Dataset excerpts:
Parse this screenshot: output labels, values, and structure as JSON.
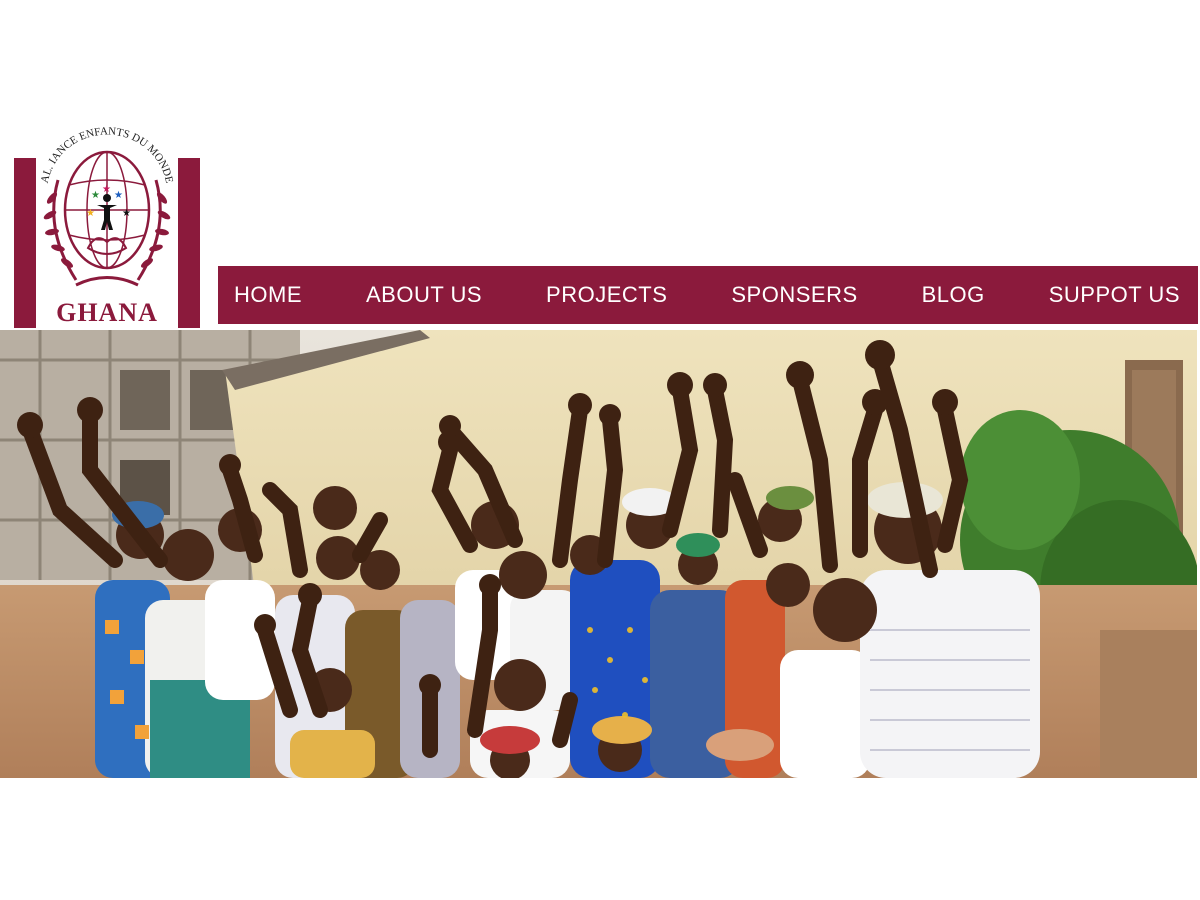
{
  "logo": {
    "arc_text": "AL. IANCE ENFANTS DU MONDE",
    "country": "GHANA",
    "brand_color": "#8b1a3c"
  },
  "nav": {
    "items": [
      {
        "label": "HOME"
      },
      {
        "label": "ABOUT US"
      },
      {
        "label": "PROJECTS"
      },
      {
        "label": "SPONSERS"
      },
      {
        "label": "BLOG"
      },
      {
        "label": "SUPPOT US"
      }
    ]
  },
  "hero": {
    "alt": "Group of cheering children in colourful wraps raising their hands in front of a building"
  }
}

Given instruction: Your task is an exact transcription of all the data, minus the pictures.

Answer to this exercise:
Parse this screenshot: output labels, values, and structure as JSON.
{
  "logo": {
    "arc_text": "AL. IANCE ENFANTS DU MONDE",
    "country": "GHANA",
    "brand_color": "#8b1a3c"
  },
  "nav": {
    "items": [
      {
        "label": "HOME"
      },
      {
        "label": "ABOUT US"
      },
      {
        "label": "PROJECTS"
      },
      {
        "label": "SPONSERS"
      },
      {
        "label": "BLOG"
      },
      {
        "label": "SUPPOT US"
      }
    ]
  },
  "hero": {
    "alt": "Group of cheering children in colourful wraps raising their hands in front of a building"
  }
}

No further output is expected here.